> **EXERCISE**
Type out the records that follow, exactly as given.

::::::

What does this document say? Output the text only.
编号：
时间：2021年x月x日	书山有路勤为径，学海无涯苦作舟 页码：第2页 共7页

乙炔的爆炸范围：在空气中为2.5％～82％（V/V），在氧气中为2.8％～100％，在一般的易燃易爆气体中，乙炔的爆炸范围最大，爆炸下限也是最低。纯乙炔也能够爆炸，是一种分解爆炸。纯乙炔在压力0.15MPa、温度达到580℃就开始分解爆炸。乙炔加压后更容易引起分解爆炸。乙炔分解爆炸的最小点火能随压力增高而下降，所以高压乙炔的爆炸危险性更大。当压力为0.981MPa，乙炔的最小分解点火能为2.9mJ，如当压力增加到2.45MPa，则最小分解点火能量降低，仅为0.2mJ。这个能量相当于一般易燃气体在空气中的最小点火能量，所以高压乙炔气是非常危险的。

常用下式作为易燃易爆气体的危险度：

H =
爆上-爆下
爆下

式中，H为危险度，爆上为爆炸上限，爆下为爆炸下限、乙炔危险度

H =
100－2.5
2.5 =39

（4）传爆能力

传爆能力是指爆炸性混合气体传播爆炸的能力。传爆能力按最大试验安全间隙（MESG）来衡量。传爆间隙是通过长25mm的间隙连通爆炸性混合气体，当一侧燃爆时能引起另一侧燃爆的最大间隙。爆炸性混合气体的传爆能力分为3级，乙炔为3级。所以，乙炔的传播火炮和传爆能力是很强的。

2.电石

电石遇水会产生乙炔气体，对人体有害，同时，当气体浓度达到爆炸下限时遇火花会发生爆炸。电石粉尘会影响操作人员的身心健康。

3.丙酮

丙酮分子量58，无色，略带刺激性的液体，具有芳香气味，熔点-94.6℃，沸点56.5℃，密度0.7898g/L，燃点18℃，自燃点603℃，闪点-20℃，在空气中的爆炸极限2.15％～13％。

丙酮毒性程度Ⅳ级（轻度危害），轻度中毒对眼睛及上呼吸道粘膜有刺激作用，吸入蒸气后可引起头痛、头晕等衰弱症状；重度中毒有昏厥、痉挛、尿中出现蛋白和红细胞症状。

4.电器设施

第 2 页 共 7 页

::::::

> **SOLVED EXERCISE**
What does this document say? Output the text only.
编号：
时间：2021年x月x日	书山有路勤为径，学海无涯苦作舟 页码：第2页 共7页

乙炔的爆炸范围：在空气中为2.5％～82％（V/V），在氧气中为2.8％～100％，在一般的易燃易爆气体中，乙炔的爆炸范围最大，爆炸下限也是最低。纯乙炔也能够爆炸，是一种分解爆炸。纯乙炔在压力0.15MPa、温度达到580℃就开始分解爆炸。乙炔加压后更容易引起分解爆炸。乙炔分解爆炸的最小点火能随压力增高而下降，所以高压乙炔的爆炸危险性更大。当压力为0.981MPa，乙炔的最小分解点火能为2.9mJ，如当压力增加到2.45MPa，则最小分解点火能量降低，仅为0.2mJ。这个能量相当于一般易燃气体在空气中的最小点火能量，所以高压乙炔气是非常危险的。

常用下式作为易燃易爆气体的危险度：

H =
爆上-爆下
爆下

式中，H为危险度，爆上为爆炸上限，爆下为爆炸下限、乙炔危险度

H =
100－2.5
2.5 =39

（4）传爆能力

传爆能力是指爆炸性混合气体传播爆炸的能力。传爆能力按最大试验安全间隙（MESG）来衡量。传爆间隙是通过长25mm的间隙连通爆炸性混合气体，当一侧燃爆时能引起另一侧燃爆的最大间隙。爆炸性混合气体的传爆能力分为3级，乙炔为3级。所以，乙炔的传播火炮和传爆能力是很强的。

2.电石

电石遇水会产生乙炔气体，对人体有害，同时，当气体浓度达到爆炸下限时遇火花会发生爆炸。电石粉尘会影响操作人员的身心健康。

3.丙酮

丙酮分子量58，无色，略带刺激性的液体，具有芳香气味，熔点-94.6℃，沸点56.5℃，密度0.7898g/L，燃点18℃，自燃点603℃，闪点-20℃，在空气中的爆炸极限2.15％～13％。

丙酮毒性程度Ⅳ级（轻度危害），轻度中毒对眼睛及上呼吸道粘膜有刺激作用，吸入蒸气后可引起头痛、头晕等衰弱症状；重度中毒有昏厥、痉挛、尿中出现蛋白和红细胞症状。

4.电器设施

第 2 页 共 7 页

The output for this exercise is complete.